◆ **AIM OF THE TASK**: Listed below are entries; give the number of lines among them that include "Ραφαήλ", and only that number.

◆ **PROVIDED DATA**:
* * *

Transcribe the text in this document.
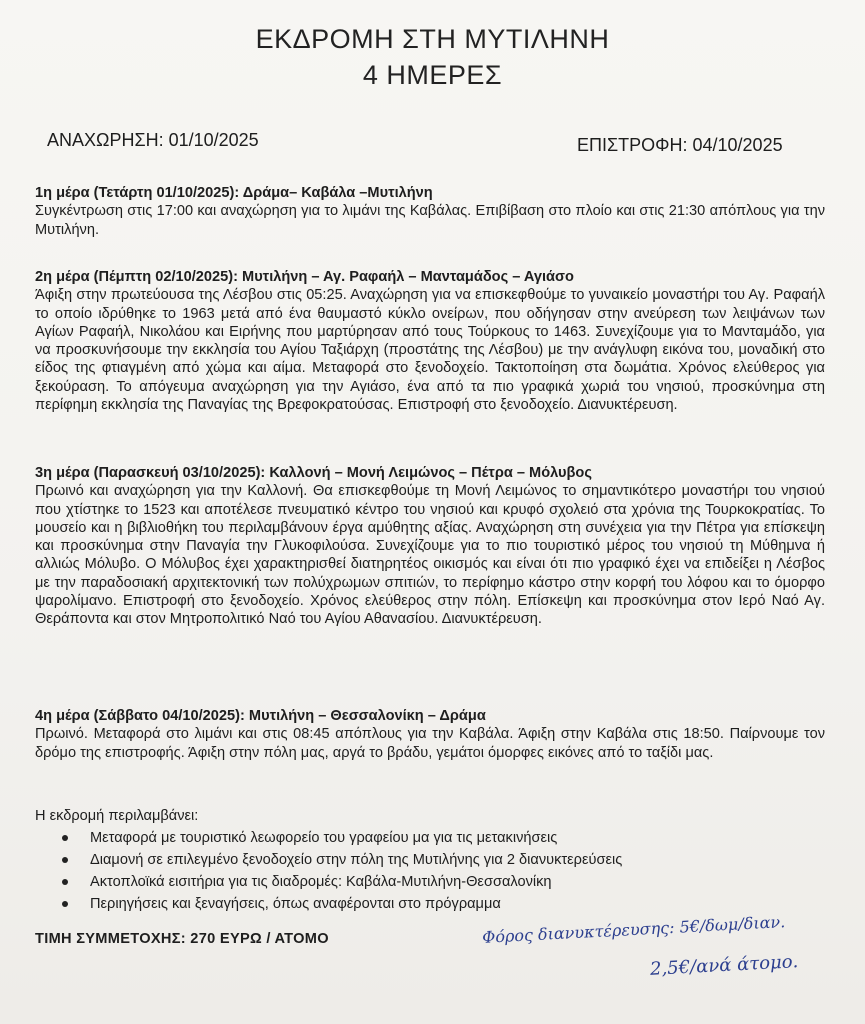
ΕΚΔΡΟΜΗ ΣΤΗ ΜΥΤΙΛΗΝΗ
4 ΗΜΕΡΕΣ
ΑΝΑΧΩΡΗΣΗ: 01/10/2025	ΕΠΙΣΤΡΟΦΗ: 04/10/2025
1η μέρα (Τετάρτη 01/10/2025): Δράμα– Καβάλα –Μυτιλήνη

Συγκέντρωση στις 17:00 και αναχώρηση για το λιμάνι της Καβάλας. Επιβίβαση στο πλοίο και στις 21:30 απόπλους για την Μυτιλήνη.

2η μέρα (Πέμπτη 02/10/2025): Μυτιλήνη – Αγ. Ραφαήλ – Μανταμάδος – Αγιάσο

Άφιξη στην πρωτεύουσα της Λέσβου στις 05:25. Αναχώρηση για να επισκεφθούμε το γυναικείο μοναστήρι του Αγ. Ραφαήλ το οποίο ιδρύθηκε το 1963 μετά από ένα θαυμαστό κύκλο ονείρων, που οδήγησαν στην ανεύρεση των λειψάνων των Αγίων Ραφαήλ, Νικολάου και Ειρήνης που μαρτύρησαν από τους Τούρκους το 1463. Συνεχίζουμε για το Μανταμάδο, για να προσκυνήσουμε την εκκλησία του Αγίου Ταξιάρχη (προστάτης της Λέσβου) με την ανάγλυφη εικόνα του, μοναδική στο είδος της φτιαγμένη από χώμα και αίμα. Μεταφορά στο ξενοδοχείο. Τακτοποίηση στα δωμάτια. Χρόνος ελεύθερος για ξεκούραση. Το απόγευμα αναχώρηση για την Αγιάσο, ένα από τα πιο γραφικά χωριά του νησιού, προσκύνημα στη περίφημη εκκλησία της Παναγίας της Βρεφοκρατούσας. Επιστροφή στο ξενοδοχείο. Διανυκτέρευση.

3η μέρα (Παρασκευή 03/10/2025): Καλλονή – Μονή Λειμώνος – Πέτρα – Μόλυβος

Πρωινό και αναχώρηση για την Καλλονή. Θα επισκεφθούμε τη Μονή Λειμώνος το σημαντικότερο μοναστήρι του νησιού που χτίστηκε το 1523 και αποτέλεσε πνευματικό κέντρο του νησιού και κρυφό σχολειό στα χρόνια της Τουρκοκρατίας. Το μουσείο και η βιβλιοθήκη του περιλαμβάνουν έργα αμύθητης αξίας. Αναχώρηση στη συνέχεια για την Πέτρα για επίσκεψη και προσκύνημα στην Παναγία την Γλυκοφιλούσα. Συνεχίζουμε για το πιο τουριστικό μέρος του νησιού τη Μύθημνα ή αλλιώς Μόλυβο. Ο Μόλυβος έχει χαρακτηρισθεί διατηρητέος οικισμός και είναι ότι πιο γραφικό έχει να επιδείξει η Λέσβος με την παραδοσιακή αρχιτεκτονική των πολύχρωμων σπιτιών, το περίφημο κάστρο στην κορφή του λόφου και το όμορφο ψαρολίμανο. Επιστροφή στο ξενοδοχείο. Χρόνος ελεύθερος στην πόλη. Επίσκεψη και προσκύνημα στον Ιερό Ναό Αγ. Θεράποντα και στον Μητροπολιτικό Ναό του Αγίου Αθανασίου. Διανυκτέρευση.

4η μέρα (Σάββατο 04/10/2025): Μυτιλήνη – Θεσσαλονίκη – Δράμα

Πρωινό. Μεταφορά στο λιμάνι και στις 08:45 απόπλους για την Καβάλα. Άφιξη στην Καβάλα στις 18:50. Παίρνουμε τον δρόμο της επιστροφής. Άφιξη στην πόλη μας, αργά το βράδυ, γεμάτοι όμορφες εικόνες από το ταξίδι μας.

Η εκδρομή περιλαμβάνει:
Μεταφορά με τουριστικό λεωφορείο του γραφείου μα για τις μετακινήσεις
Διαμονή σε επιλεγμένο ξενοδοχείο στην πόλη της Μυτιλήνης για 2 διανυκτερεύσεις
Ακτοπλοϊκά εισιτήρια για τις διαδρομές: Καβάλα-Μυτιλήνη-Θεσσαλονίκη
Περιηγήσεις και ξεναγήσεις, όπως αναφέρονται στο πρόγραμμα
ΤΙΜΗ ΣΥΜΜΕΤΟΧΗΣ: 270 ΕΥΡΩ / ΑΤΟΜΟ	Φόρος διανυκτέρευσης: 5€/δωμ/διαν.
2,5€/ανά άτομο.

* * *

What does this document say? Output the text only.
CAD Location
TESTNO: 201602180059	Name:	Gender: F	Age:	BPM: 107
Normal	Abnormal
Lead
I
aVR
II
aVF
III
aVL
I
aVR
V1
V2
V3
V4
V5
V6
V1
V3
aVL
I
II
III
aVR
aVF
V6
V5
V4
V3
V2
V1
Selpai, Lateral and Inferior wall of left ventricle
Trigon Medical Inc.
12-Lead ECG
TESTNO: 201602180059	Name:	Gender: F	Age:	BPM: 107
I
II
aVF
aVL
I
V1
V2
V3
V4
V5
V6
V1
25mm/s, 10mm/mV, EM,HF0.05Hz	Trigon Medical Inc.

* * *

◆ **EXPECTED OUTPUT**: 2